Each line below is to be written out in full, exactly as shown.

= = = = = = =

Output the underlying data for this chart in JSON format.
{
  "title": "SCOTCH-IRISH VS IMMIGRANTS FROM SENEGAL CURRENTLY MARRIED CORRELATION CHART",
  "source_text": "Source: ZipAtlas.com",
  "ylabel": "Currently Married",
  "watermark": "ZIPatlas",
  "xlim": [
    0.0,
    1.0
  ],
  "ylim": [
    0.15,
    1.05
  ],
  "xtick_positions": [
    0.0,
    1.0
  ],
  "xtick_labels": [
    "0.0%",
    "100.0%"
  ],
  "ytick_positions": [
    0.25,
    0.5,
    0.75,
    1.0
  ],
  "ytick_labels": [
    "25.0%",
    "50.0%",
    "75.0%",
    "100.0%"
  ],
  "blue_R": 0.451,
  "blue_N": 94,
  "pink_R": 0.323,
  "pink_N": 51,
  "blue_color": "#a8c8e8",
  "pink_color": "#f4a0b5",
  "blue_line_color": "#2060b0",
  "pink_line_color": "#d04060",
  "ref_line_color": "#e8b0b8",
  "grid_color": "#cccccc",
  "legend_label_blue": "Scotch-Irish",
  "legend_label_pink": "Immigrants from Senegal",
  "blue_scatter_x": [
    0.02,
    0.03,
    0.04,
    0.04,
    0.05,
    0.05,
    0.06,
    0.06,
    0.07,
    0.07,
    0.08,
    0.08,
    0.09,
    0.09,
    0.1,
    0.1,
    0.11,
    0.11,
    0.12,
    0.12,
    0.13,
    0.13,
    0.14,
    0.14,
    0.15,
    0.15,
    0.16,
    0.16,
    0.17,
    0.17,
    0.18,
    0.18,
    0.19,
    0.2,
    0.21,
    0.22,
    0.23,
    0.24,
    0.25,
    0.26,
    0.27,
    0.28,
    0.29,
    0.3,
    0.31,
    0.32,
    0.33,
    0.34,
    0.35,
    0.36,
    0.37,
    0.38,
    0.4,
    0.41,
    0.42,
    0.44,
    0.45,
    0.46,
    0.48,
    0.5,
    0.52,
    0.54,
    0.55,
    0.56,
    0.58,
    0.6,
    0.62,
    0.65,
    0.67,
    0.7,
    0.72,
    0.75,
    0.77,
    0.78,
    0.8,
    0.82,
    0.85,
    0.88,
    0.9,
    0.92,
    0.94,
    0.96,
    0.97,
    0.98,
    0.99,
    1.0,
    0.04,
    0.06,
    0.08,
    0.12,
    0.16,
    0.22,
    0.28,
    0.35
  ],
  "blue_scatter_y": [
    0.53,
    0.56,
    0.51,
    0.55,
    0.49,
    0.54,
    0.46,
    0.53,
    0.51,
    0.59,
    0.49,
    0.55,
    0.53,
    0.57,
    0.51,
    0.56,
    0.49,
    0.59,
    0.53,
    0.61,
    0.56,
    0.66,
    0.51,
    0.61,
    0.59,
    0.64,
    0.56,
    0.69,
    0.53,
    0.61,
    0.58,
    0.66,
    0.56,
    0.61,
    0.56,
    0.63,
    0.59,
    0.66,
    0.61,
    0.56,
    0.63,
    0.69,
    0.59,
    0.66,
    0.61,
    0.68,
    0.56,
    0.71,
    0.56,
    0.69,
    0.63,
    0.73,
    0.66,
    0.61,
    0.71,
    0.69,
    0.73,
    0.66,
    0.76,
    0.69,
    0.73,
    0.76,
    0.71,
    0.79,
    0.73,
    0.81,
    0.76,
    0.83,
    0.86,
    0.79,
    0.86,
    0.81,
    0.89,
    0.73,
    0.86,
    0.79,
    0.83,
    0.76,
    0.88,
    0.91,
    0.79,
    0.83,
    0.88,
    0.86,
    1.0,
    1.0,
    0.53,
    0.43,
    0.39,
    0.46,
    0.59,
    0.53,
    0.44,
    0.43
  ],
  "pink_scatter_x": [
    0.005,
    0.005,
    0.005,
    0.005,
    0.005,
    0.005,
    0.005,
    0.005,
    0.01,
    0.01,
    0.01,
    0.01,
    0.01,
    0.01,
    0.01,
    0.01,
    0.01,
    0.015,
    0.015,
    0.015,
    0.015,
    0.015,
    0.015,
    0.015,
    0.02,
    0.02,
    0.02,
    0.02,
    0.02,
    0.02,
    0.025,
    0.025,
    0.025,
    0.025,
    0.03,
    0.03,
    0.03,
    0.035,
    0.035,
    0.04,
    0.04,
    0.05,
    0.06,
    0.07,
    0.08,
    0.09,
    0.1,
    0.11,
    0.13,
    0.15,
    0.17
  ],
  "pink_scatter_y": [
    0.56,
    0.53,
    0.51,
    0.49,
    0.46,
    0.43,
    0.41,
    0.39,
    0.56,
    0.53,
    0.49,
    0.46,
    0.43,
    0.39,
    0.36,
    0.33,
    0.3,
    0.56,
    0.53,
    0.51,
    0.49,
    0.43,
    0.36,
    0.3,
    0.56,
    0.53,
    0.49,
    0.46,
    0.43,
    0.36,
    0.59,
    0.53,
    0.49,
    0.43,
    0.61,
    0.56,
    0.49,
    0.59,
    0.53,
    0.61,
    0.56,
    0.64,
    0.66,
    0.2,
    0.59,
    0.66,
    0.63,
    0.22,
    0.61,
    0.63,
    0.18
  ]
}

= = = = = = =

• [WRITTEN SOLUTION]
Output the underlying data for this chart in JSON format.
{
  "title": "SCOTCH-IRISH VS IMMIGRANTS FROM SENEGAL CURRENTLY MARRIED CORRELATION CHART",
  "source_text": "Source: ZipAtlas.com",
  "ylabel": "Currently Married",
  "watermark": "ZIPatlas",
  "xlim": [
    0.0,
    1.0
  ],
  "ylim": [
    0.15,
    1.05
  ],
  "xtick_positions": [
    0.0,
    1.0
  ],
  "xtick_labels": [
    "0.0%",
    "100.0%"
  ],
  "ytick_positions": [
    0.25,
    0.5,
    0.75,
    1.0
  ],
  "ytick_labels": [
    "25.0%",
    "50.0%",
    "75.0%",
    "100.0%"
  ],
  "blue_R": 0.451,
  "blue_N": 94,
  "pink_R": 0.323,
  "pink_N": 51,
  "blue_color": "#a8c8e8",
  "pink_color": "#f4a0b5",
  "blue_line_color": "#2060b0",
  "pink_line_color": "#d04060",
  "ref_line_color": "#e8b0b8",
  "grid_color": "#cccccc",
  "legend_label_blue": "Scotch-Irish",
  "legend_label_pink": "Immigrants from Senegal",
  "blue_scatter_x": [
    0.02,
    0.03,
    0.04,
    0.04,
    0.05,
    0.05,
    0.06,
    0.06,
    0.07,
    0.07,
    0.08,
    0.08,
    0.09,
    0.09,
    0.1,
    0.1,
    0.11,
    0.11,
    0.12,
    0.12,
    0.13,
    0.13,
    0.14,
    0.14,
    0.15,
    0.15,
    0.16,
    0.16,
    0.17,
    0.17,
    0.18,
    0.18,
    0.19,
    0.2,
    0.21,
    0.22,
    0.23,
    0.24,
    0.25,
    0.26,
    0.27,
    0.28,
    0.29,
    0.3,
    0.31,
    0.32,
    0.33,
    0.34,
    0.35,
    0.36,
    0.37,
    0.38,
    0.4,
    0.41,
    0.42,
    0.44,
    0.45,
    0.46,
    0.48,
    0.5,
    0.52,
    0.54,
    0.55,
    0.56,
    0.58,
    0.6,
    0.62,
    0.65,
    0.67,
    0.7,
    0.72,
    0.75,
    0.77,
    0.78,
    0.8,
    0.82,
    0.85,
    0.88,
    0.9,
    0.92,
    0.94,
    0.96,
    0.97,
    0.98,
    0.99,
    1.0,
    0.04,
    0.06,
    0.08,
    0.12,
    0.16,
    0.22,
    0.28,
    0.35
  ],
  "blue_scatter_y": [
    0.53,
    0.56,
    0.51,
    0.55,
    0.49,
    0.54,
    0.46,
    0.53,
    0.51,
    0.59,
    0.49,
    0.55,
    0.53,
    0.57,
    0.51,
    0.56,
    0.49,
    0.59,
    0.53,
    0.61,
    0.56,
    0.66,
    0.51,
    0.61,
    0.59,
    0.64,
    0.56,
    0.69,
    0.53,
    0.61,
    0.58,
    0.66,
    0.56,
    0.61,
    0.56,
    0.63,
    0.59,
    0.66,
    0.61,
    0.56,
    0.63,
    0.69,
    0.59,
    0.66,
    0.61,
    0.68,
    0.56,
    0.71,
    0.56,
    0.69,
    0.63,
    0.73,
    0.66,
    0.61,
    0.71,
    0.69,
    0.73,
    0.66,
    0.76,
    0.69,
    0.73,
    0.76,
    0.71,
    0.79,
    0.73,
    0.81,
    0.76,
    0.83,
    0.86,
    0.79,
    0.86,
    0.81,
    0.89,
    0.73,
    0.86,
    0.79,
    0.83,
    0.76,
    0.88,
    0.91,
    0.79,
    0.83,
    0.88,
    0.86,
    1.0,
    1.0,
    0.53,
    0.43,
    0.39,
    0.46,
    0.59,
    0.53,
    0.44,
    0.43
  ],
  "pink_scatter_x": [
    0.005,
    0.005,
    0.005,
    0.005,
    0.005,
    0.005,
    0.005,
    0.005,
    0.01,
    0.01,
    0.01,
    0.01,
    0.01,
    0.01,
    0.01,
    0.01,
    0.01,
    0.015,
    0.015,
    0.015,
    0.015,
    0.015,
    0.015,
    0.015,
    0.02,
    0.02,
    0.02,
    0.02,
    0.02,
    0.02,
    0.025,
    0.025,
    0.025,
    0.025,
    0.03,
    0.03,
    0.03,
    0.035,
    0.035,
    0.04,
    0.04,
    0.05,
    0.06,
    0.07,
    0.08,
    0.09,
    0.1,
    0.11,
    0.13,
    0.15,
    0.17
  ],
  "pink_scatter_y": [
    0.56,
    0.53,
    0.51,
    0.49,
    0.46,
    0.43,
    0.41,
    0.39,
    0.56,
    0.53,
    0.49,
    0.46,
    0.43,
    0.39,
    0.36,
    0.33,
    0.3,
    0.56,
    0.53,
    0.51,
    0.49,
    0.43,
    0.36,
    0.3,
    0.56,
    0.53,
    0.49,
    0.46,
    0.43,
    0.36,
    0.59,
    0.53,
    0.49,
    0.43,
    0.61,
    0.56,
    0.49,
    0.59,
    0.53,
    0.61,
    0.56,
    0.64,
    0.66,
    0.2,
    0.59,
    0.66,
    0.63,
    0.22,
    0.61,
    0.63,
    0.18
  ]
}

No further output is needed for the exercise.